Dataset records —
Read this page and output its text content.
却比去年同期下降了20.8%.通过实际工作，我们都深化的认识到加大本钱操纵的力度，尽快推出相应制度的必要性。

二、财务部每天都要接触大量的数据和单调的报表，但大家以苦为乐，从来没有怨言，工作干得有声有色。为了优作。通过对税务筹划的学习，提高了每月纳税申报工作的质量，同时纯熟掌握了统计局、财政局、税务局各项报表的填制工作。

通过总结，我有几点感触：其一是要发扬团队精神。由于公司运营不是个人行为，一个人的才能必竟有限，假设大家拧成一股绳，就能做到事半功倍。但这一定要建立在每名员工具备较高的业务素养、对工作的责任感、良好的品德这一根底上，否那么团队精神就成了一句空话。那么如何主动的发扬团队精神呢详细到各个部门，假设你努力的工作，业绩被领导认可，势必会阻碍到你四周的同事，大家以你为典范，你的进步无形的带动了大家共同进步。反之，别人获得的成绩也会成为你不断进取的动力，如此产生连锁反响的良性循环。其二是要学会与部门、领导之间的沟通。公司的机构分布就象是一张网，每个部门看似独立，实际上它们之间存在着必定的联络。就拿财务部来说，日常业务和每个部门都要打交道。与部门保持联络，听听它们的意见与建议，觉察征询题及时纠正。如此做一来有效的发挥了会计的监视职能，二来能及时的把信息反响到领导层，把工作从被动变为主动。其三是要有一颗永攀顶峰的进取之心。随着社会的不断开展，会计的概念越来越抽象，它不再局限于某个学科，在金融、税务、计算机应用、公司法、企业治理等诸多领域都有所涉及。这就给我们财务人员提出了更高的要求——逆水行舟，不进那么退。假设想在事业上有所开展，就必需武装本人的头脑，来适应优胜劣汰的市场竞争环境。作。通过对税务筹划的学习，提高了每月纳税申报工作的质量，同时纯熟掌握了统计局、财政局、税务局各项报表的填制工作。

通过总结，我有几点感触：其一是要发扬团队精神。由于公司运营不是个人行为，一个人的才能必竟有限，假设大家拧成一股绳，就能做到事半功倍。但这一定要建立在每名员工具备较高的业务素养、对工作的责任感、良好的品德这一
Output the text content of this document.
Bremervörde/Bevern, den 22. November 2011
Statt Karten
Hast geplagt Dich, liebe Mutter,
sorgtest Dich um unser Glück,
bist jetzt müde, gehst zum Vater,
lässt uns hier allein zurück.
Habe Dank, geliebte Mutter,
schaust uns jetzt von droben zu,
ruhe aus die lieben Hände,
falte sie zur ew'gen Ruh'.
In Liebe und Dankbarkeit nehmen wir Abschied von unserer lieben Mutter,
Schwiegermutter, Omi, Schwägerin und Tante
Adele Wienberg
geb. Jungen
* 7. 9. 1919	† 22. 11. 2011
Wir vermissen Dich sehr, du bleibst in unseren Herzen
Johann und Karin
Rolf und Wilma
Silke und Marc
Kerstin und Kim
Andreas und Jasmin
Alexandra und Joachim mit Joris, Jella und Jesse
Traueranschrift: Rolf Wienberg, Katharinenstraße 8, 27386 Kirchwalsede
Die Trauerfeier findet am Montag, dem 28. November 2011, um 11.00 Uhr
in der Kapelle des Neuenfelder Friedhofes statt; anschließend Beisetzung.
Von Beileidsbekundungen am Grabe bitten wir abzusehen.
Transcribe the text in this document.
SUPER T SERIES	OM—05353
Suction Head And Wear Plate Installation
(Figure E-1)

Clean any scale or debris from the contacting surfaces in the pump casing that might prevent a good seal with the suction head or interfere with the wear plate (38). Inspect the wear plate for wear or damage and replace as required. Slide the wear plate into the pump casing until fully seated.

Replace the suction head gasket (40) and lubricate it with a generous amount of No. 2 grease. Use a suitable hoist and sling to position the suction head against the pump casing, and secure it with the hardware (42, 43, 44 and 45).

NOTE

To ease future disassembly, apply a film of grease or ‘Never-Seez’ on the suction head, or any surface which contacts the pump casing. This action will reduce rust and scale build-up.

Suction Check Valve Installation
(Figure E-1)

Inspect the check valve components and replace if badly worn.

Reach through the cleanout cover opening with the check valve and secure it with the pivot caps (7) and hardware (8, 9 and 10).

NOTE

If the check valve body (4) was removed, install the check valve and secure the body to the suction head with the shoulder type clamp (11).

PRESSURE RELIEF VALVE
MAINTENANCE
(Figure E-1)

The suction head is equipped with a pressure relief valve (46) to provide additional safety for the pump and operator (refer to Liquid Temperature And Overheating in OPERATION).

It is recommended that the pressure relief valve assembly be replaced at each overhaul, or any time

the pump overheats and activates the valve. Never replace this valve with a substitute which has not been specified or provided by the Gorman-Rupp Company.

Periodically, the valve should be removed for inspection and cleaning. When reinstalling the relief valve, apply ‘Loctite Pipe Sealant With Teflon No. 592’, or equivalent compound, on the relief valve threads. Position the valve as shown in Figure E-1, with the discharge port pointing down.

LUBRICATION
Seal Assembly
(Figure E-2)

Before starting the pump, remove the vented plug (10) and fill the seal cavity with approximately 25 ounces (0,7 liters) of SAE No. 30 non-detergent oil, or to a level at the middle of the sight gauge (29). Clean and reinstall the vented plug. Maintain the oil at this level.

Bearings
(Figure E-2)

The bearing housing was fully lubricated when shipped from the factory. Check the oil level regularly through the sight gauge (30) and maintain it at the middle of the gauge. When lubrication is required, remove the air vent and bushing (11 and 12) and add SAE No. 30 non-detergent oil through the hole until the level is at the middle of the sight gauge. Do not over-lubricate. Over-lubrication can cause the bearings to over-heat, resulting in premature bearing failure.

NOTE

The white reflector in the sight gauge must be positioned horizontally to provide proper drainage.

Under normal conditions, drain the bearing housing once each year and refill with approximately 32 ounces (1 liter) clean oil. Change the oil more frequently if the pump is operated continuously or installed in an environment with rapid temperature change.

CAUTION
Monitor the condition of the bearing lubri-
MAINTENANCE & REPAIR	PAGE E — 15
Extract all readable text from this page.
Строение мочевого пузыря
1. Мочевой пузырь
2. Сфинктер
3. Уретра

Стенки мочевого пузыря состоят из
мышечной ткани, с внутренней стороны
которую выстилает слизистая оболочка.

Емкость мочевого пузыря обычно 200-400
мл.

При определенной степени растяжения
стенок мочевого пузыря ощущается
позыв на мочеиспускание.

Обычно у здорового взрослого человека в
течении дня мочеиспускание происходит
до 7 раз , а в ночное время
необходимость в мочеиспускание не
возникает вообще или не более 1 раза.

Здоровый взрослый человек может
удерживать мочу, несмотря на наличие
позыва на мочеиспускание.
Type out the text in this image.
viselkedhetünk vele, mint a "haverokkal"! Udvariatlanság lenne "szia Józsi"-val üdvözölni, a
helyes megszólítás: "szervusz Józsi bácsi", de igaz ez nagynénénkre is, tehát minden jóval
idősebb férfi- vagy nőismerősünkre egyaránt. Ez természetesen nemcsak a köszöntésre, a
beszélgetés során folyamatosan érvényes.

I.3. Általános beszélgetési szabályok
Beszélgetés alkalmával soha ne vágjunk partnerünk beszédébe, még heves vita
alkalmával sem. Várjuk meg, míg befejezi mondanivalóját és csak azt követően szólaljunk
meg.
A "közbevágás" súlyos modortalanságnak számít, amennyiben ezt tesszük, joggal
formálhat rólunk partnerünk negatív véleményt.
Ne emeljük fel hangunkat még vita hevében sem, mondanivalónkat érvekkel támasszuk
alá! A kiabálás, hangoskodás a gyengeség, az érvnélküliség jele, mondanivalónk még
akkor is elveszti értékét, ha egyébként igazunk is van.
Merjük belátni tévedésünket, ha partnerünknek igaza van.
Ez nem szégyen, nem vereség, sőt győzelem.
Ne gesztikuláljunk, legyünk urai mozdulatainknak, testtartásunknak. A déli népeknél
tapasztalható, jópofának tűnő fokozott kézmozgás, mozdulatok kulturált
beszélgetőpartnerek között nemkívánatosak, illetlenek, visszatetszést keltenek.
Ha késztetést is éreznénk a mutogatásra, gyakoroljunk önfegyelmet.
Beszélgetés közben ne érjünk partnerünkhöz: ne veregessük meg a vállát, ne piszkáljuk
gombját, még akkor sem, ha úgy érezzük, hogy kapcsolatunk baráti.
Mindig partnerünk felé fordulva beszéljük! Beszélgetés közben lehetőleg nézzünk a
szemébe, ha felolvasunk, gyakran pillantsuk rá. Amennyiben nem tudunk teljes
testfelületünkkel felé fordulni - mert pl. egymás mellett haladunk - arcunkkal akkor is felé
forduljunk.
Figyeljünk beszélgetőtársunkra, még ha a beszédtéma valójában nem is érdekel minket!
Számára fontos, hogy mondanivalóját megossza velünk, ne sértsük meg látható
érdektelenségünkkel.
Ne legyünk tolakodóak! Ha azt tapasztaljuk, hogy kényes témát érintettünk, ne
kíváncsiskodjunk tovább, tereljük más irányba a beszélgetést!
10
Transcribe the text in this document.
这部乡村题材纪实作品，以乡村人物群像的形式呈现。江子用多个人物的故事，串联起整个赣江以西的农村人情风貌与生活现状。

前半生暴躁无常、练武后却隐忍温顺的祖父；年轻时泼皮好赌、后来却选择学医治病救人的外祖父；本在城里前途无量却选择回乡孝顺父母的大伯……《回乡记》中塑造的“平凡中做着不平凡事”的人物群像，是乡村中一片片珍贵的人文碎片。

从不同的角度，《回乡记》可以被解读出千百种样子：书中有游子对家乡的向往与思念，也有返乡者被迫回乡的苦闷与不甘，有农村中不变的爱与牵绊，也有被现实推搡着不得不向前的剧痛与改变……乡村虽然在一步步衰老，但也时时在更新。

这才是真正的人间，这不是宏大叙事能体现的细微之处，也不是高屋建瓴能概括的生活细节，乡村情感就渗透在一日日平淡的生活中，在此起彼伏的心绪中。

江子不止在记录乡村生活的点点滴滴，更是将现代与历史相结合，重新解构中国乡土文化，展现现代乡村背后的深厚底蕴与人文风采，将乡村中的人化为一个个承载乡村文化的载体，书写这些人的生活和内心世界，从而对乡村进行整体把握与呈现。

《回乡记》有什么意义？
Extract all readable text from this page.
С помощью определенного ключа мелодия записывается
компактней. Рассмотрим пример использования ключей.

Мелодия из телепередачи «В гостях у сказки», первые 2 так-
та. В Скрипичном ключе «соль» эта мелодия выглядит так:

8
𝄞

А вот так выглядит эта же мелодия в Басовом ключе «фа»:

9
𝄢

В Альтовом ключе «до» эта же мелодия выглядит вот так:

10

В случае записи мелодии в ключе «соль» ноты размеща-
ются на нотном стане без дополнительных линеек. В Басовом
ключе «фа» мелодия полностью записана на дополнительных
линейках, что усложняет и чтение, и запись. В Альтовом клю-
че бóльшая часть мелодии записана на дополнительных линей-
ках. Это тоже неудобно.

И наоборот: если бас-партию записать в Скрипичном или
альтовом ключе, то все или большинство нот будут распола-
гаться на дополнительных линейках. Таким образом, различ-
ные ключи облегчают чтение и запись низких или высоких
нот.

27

Short task —
Go through the material above and copy each line that has the word "提高了每月纳税申报工作的质量".

Worked answer —
二、财务部每天都要接触大量的数据和单调的报表，但大家以苦为乐，从来没有怨言，工作干得有声有色。为了优作。通过对税务筹划的学习，提高了每月纳税申报工作的质量，同时纯熟掌握了统计局、财政局、税务局各项报表的填制工作。
通过总结，我有几点感触：其一是要发扬团队精神。由于公司运营不是个人行为，一个人的才能必竟有限，假设大家拧成一股绳，就能做到事半功倍。但这一定要建立在每名员工具备较高的业务素养、对工作的责任感、良好的品德这一根底上，否那么团队精神就成了一句空话。那么如何主动的发扬团队精神呢详细到各个部门，假设你努力的工作，业绩被领导认可，势必会阻碍到你四周的同事，大家以你为典范，你的进步无形的带动了大家共同进步。反之，别人获得的成绩也会成为你不断进取的动力，如此产生连锁反响的良性循环。其二是要学会与部门、领导之间的沟通。公司的机构分布就象是一张网，每个部门看似独立，实际上它们之间存在着必定的联络。就拿财务部来说，日常业务和每个部门都要打交道。与部门保持联络，听听它们的意见与建议，觉察征询题及时纠正。如此做一来有效的发挥了会计的监视职能，二来能及时的把信息反响到领导层，把工作从被动变为主动。其三是要有一颗永攀顶峰的进取之心。随着社会的不断开展，会计的概念越来越抽象，它不再局限于某个学科，在金融、税务、计算机应用、公司法、企业治理等诸多领域都有所涉及。这就给我们财务人员提出了更高的要求——逆水行舟，不进那么退。假设想在事业上有所开展，就必需武装本人的头脑，来适应优胜劣汰的市场竞争环境。作。通过对税务筹划的学习，提高了每月纳税申报工作的质量，同时纯熟掌握了统计局、财政局、税务局各项报表的填制工作。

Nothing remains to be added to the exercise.